SHORT TASK -> Report every line in the listing below where the string "values" shows up.

DATASET RECORDS ->
'''

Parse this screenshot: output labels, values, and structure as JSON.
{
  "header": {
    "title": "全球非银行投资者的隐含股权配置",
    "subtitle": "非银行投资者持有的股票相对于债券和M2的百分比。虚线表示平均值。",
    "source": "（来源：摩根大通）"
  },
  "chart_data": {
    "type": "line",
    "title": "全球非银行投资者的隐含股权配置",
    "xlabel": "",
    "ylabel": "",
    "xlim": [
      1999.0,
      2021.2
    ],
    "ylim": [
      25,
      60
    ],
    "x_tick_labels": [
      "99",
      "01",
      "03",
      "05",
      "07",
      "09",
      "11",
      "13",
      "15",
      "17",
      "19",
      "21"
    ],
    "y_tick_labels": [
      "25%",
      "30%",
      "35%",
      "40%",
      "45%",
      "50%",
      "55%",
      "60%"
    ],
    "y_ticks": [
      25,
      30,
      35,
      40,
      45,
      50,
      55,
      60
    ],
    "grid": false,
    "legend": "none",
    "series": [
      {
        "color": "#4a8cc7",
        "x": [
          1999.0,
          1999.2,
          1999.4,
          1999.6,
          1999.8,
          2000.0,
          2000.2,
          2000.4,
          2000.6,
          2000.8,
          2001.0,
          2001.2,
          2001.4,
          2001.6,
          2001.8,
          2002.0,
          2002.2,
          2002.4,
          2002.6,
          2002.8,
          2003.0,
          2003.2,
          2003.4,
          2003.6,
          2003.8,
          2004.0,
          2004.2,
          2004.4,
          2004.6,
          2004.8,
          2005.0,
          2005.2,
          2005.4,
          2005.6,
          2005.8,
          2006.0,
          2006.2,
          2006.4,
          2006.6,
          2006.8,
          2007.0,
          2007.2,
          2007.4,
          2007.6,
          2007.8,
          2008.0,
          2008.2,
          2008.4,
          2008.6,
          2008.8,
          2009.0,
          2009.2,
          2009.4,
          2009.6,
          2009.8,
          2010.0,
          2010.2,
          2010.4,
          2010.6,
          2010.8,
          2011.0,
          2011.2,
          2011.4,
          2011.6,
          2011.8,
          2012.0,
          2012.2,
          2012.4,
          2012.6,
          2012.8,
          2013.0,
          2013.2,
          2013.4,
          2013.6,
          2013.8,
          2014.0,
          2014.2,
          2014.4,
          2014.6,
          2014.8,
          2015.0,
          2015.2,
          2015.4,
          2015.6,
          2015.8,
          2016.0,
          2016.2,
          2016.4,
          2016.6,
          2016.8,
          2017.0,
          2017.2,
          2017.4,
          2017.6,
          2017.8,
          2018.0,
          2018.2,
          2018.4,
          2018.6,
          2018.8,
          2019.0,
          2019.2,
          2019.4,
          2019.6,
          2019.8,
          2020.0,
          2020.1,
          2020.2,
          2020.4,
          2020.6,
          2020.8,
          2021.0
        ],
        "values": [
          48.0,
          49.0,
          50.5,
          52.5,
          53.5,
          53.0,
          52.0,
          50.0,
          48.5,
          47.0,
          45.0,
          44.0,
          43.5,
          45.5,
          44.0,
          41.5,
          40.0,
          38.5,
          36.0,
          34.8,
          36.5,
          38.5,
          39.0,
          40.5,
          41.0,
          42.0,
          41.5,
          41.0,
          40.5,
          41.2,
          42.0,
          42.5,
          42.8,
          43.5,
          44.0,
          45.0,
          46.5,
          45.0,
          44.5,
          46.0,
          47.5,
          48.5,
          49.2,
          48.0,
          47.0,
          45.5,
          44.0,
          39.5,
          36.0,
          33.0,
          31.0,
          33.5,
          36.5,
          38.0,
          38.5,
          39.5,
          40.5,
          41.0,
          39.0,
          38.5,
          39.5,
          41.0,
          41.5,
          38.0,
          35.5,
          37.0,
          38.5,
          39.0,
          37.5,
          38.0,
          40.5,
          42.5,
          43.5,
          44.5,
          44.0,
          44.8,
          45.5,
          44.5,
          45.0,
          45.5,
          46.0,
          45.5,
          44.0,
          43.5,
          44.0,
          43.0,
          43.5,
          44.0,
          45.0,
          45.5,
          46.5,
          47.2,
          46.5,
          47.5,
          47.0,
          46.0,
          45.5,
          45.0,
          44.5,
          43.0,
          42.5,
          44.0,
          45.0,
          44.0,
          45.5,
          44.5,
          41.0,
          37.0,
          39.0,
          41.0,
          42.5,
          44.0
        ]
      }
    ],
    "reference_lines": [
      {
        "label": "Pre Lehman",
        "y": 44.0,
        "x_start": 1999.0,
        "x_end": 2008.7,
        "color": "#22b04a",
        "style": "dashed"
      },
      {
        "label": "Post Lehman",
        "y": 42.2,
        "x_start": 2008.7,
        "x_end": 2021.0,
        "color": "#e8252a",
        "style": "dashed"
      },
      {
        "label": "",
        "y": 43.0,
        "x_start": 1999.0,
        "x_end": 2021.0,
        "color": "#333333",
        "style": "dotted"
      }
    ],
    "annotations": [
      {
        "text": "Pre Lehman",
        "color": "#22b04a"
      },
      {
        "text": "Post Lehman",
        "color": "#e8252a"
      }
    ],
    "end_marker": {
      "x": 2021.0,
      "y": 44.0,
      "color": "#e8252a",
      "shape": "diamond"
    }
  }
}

'''

FINAL RESULT ->
Parse this screenshot: output labels, values, and structure as JSON.
        "values": [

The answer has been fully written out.